Only the number is wanted: how many lines in the data contain "likes"?

Exercise input:
______
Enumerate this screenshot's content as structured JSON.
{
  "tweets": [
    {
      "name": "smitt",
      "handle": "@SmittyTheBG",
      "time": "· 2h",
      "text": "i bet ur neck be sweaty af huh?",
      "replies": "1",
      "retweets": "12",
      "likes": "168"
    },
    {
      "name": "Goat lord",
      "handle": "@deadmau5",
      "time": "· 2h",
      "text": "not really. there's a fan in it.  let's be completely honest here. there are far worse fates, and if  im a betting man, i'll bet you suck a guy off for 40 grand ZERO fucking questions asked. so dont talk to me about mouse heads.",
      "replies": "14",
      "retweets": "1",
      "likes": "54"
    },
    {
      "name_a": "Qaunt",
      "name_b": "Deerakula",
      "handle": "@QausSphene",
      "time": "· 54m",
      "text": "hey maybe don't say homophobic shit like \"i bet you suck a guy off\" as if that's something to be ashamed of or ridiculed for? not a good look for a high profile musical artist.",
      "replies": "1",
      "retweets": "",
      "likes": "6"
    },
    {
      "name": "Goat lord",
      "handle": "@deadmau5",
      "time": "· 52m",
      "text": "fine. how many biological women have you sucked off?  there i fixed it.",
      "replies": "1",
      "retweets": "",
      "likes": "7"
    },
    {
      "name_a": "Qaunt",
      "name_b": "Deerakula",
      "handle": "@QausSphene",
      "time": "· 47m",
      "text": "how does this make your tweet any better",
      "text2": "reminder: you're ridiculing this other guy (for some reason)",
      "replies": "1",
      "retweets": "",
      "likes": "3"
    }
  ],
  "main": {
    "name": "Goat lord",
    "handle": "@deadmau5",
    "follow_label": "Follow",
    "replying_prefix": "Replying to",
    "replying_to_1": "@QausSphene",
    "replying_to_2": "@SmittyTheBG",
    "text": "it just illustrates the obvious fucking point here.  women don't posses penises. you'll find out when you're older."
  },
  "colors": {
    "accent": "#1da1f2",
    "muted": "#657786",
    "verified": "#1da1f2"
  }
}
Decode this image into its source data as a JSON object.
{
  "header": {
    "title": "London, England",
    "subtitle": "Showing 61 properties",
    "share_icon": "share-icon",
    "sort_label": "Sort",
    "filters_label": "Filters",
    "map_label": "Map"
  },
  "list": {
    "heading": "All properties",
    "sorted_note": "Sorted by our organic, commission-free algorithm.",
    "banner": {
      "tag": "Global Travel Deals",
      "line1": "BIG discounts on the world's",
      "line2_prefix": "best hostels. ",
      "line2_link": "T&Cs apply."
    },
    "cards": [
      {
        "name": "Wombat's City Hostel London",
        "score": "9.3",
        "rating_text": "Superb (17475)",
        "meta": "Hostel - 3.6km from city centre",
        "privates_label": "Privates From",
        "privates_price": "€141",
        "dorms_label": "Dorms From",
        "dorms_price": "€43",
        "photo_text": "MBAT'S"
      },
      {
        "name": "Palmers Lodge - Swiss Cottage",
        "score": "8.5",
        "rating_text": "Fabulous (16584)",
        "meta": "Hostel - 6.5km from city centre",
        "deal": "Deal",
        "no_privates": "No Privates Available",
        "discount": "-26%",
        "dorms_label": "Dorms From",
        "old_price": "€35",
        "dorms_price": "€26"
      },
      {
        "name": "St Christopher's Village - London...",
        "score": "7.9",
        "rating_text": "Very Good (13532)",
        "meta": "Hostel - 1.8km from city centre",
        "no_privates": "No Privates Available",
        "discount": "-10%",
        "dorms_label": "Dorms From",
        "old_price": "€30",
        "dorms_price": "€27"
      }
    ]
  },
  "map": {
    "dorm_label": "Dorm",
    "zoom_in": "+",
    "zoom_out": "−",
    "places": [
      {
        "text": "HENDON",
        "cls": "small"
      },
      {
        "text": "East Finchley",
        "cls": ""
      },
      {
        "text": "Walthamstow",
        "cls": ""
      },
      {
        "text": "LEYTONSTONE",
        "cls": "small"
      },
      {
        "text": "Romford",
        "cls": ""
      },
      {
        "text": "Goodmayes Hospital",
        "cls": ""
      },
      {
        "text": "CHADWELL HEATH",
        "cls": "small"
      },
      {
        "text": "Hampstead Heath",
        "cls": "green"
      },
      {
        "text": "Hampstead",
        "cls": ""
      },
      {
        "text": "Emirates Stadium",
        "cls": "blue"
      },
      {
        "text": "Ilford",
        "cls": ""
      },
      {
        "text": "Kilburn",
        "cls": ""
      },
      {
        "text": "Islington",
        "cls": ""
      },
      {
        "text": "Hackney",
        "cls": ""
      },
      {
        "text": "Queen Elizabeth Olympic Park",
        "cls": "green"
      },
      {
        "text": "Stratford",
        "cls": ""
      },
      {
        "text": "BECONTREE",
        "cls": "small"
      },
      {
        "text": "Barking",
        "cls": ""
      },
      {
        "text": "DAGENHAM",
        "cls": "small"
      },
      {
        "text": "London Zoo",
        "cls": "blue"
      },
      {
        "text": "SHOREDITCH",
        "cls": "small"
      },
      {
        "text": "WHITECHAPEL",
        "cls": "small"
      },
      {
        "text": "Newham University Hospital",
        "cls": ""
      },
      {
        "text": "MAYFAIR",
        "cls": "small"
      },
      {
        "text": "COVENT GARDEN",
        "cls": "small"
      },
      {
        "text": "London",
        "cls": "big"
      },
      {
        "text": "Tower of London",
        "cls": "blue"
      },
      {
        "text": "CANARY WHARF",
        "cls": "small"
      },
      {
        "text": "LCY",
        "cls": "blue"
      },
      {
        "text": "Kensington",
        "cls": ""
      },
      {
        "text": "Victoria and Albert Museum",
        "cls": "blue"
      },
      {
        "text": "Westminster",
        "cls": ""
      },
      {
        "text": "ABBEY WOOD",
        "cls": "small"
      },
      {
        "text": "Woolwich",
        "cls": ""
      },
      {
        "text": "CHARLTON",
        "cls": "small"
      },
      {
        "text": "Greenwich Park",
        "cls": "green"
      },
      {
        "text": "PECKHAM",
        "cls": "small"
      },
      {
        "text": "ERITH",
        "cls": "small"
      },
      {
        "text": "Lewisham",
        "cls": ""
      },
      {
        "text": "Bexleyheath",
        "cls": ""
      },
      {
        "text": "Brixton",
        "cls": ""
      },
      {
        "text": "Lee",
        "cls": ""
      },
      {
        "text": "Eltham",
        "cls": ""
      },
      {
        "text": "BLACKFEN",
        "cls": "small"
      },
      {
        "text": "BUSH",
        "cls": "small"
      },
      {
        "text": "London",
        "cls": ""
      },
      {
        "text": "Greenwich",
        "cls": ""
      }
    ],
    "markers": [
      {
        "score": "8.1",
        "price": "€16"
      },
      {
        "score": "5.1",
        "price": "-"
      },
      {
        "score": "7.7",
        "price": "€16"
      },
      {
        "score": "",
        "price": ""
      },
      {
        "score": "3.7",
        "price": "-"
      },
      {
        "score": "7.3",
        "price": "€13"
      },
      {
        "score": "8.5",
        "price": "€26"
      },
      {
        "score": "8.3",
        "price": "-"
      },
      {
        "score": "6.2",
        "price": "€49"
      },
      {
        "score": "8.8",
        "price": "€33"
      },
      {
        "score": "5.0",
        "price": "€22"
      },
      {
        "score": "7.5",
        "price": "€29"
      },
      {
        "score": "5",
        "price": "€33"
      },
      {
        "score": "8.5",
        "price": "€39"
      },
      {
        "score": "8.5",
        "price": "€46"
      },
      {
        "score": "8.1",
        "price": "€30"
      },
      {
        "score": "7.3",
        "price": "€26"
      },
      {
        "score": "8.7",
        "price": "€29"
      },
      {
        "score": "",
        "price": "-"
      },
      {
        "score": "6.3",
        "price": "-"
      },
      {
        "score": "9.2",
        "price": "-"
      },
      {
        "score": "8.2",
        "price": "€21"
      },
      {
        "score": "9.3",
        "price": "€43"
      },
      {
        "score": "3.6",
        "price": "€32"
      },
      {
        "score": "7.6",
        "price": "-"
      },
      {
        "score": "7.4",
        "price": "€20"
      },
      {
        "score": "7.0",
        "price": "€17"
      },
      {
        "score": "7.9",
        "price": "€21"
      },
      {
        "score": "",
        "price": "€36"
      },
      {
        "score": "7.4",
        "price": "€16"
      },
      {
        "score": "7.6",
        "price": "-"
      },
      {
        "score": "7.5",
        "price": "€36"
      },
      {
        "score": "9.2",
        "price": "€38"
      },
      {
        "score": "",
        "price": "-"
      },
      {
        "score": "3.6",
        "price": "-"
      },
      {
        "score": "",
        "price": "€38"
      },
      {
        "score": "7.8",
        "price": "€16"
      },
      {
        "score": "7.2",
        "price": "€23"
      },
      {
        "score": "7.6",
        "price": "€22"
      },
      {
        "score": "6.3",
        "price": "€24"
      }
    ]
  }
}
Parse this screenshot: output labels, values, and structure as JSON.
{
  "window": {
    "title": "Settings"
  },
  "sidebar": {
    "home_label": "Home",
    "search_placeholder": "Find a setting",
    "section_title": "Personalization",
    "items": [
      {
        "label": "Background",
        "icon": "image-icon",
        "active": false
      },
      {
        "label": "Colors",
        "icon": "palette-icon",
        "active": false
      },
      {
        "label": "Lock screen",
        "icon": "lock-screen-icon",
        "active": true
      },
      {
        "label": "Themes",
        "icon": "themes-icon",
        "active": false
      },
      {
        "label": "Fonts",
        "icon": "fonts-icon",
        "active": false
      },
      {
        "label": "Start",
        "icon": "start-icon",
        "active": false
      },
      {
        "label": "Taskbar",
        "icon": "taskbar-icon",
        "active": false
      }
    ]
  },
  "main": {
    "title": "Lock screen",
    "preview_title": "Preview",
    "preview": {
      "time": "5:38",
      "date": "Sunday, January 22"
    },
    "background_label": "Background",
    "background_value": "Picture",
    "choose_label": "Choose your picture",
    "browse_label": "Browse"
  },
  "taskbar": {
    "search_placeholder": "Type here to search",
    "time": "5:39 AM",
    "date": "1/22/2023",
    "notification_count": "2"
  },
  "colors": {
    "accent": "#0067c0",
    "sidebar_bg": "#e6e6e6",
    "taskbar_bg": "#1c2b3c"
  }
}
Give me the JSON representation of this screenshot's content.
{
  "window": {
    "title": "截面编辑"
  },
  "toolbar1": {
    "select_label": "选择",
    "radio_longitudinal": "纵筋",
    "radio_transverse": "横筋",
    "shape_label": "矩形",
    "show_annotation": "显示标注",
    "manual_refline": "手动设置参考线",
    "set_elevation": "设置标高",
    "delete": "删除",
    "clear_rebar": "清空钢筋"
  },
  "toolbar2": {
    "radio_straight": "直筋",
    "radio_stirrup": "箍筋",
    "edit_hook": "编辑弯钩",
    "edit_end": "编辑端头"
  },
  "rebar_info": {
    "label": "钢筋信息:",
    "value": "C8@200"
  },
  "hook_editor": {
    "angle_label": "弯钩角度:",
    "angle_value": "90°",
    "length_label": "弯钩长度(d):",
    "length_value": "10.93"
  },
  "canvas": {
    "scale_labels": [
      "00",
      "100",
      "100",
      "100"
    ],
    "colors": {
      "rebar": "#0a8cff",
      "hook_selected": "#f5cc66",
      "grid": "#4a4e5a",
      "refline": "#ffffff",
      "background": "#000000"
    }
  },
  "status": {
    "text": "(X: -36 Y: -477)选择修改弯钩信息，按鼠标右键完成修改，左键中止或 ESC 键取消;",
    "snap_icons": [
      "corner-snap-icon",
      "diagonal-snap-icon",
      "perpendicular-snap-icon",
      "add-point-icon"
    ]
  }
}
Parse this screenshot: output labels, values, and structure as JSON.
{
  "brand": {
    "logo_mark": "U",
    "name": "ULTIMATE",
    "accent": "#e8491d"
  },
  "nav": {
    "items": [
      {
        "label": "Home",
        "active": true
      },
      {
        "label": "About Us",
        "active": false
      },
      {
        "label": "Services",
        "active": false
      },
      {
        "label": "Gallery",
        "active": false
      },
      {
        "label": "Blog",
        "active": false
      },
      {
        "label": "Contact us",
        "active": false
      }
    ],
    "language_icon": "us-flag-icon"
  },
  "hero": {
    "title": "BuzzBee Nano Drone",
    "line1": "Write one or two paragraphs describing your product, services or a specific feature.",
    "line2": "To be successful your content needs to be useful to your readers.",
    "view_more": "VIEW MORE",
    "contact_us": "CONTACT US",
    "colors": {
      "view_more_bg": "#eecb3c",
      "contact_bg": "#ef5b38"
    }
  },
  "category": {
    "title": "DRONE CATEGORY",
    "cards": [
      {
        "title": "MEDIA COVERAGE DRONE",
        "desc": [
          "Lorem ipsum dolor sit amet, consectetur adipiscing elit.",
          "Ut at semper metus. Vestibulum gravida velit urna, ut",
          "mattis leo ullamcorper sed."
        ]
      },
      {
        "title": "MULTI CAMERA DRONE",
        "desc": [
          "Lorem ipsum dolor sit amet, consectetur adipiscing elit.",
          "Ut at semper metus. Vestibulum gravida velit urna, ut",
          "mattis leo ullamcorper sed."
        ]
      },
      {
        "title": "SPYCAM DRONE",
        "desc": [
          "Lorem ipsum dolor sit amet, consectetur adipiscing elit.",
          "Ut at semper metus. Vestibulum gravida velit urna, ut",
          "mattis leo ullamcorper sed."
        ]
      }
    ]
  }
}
______
Solution below:
5